▶ [Trecho do documento]:
╭──
Bom, antes de qualquer coisa, é importante chamar a atenção para o papel da atriz e as constantes pisadas de bola em torno dela e de sua personagem, seja por parte da própria mídia ou do público. Ainda que não passem de jogadas de marketing em torno do filme, há muitas questões problemáticas que podemos aproveitar para refletir, afinal, o cinema pode promover debates críticos e ir muito além do entretenimento.
Que a relação da Arlequina com o Coringa é completamente abusiva e que a personagem é hiper-sexualizada nas HQ atuais tanto quanto será no filme, isso já sabemos. Mas será que isso serve de desculpa para a construção da personagem? Principalmente quando levamos em consideração que o público que vai ao cinema é bem mais diverso que o público que lê as HQ; e que estamos acostumados a assistir adaptações que funcionam muito bem sem precisarem ser 100% fiel às suas versões originais? Aliás, já imaginaram a Wanda usando aquele collant ridículo e aquele acessório na cabeça em Vingadores: Era de Ultron ou em Capitão América: Guerra Civil?
╰──
▶ [Enunciado]:
Reproduza, sem alterações, a parte do trecho sobre a Arlequina que começa em "Bom, antes de" e segue até "além do entretenimento.". Nada na listagem é necessário aqui.

Linhas do conjunto de dados
╭──
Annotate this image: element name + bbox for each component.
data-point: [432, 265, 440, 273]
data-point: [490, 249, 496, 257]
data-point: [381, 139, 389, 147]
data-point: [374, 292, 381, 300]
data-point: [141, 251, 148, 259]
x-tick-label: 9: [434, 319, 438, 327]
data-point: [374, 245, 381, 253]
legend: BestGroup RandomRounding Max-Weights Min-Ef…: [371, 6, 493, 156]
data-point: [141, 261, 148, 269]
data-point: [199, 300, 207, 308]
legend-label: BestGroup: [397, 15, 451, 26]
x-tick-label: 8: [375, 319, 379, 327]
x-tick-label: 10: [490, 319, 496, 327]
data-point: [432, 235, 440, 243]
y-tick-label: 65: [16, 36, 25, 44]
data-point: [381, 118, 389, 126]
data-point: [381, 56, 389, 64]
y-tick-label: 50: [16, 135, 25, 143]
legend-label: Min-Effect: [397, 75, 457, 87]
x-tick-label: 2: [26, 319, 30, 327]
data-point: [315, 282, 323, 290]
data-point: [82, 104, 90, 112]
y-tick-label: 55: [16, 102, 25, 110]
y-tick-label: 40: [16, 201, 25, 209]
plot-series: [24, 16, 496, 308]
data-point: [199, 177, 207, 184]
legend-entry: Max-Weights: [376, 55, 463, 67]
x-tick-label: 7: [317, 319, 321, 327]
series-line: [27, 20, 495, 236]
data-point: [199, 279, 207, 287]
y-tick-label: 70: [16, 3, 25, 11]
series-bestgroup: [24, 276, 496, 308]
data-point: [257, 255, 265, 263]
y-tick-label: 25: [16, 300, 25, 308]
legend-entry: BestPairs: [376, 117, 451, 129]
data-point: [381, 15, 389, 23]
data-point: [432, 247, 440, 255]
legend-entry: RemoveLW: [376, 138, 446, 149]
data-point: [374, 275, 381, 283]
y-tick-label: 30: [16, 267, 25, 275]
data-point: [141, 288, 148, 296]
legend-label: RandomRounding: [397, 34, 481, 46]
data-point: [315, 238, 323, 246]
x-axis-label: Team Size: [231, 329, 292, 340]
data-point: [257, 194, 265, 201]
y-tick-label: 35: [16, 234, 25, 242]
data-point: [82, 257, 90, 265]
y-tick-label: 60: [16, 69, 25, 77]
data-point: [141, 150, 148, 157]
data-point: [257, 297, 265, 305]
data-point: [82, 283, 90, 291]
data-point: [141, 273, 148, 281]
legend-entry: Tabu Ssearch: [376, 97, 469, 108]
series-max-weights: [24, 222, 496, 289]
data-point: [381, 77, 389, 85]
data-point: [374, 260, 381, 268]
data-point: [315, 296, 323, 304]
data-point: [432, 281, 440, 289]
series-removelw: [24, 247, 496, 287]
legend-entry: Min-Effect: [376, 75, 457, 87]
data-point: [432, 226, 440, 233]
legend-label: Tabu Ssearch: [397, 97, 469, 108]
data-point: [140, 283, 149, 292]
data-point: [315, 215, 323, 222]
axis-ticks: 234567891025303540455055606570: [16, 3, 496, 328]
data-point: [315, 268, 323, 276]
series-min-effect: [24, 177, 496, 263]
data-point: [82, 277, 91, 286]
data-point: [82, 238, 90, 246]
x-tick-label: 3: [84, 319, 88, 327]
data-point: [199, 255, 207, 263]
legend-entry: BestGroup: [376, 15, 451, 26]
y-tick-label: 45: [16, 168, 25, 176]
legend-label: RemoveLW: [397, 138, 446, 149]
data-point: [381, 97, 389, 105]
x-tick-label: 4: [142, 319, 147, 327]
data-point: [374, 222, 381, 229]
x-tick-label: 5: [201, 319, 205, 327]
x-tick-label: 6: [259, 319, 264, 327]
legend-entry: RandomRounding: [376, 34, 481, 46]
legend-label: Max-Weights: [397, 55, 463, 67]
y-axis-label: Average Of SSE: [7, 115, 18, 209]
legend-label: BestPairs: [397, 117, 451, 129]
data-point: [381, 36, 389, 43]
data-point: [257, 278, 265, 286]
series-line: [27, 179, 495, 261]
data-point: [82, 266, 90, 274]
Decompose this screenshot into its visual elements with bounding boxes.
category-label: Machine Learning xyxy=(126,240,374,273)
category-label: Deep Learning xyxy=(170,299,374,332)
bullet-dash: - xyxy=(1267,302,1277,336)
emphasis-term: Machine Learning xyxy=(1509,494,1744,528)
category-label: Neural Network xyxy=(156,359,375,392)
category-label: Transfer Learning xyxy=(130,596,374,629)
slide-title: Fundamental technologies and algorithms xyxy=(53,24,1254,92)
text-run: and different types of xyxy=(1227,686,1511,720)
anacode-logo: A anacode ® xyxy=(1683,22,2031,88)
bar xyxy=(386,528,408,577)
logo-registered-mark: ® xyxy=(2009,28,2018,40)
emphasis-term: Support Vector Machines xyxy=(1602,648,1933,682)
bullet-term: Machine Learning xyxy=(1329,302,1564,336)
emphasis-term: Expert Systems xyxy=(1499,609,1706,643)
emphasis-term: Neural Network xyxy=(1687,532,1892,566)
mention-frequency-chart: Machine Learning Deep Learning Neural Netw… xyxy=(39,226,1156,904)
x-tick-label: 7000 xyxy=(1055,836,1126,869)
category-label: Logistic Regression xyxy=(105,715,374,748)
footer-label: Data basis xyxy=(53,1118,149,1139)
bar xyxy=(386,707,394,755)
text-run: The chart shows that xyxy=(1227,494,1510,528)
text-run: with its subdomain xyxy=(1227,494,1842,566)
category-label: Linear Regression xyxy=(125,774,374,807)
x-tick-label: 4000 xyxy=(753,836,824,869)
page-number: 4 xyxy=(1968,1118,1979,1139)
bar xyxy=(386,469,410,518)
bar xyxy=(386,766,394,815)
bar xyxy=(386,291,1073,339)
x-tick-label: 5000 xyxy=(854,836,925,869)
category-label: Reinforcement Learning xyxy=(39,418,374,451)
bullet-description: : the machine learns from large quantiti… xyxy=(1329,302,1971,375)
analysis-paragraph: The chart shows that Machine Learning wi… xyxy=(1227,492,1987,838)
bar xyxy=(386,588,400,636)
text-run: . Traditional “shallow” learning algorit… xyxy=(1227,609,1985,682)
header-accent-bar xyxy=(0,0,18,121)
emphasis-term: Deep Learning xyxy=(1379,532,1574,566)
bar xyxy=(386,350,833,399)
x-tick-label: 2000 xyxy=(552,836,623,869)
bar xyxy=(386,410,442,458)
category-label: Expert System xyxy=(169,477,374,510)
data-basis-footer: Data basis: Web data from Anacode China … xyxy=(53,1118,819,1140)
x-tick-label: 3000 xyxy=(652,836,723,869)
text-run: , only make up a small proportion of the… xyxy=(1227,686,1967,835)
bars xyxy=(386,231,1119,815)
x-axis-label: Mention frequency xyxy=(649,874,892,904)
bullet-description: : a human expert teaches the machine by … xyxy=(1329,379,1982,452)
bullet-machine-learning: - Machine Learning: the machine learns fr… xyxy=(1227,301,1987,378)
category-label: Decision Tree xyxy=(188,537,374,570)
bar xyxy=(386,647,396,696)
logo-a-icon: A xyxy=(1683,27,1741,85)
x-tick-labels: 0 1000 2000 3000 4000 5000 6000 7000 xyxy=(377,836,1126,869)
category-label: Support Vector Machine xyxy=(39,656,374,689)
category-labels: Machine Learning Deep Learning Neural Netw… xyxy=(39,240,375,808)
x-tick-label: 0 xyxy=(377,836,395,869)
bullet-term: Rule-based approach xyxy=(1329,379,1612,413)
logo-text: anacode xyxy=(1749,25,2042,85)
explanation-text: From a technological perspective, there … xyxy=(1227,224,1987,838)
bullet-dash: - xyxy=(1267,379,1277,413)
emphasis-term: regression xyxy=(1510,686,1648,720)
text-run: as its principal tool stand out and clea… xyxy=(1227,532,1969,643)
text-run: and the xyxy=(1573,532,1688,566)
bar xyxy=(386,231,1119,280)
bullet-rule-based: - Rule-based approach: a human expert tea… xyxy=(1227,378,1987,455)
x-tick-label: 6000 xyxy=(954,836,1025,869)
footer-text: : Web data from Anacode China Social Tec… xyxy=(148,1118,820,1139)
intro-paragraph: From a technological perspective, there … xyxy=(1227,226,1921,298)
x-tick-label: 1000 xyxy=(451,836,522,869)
╰──
▶ [Resposta]:
Bom, antes de qualquer coisa, é importante chamar a atenção para o papel da atriz e as constantes pisadas de bola em torno dela e de sua personagem, seja por parte da própria mídia ou do público. Ainda que não passem de jogadas de marketing em torno do filme, há muitas questões problemáticas que podemos aproveitar para refletir, afinal, o cinema pode promover debates críticos e ir muito além do entretenimento.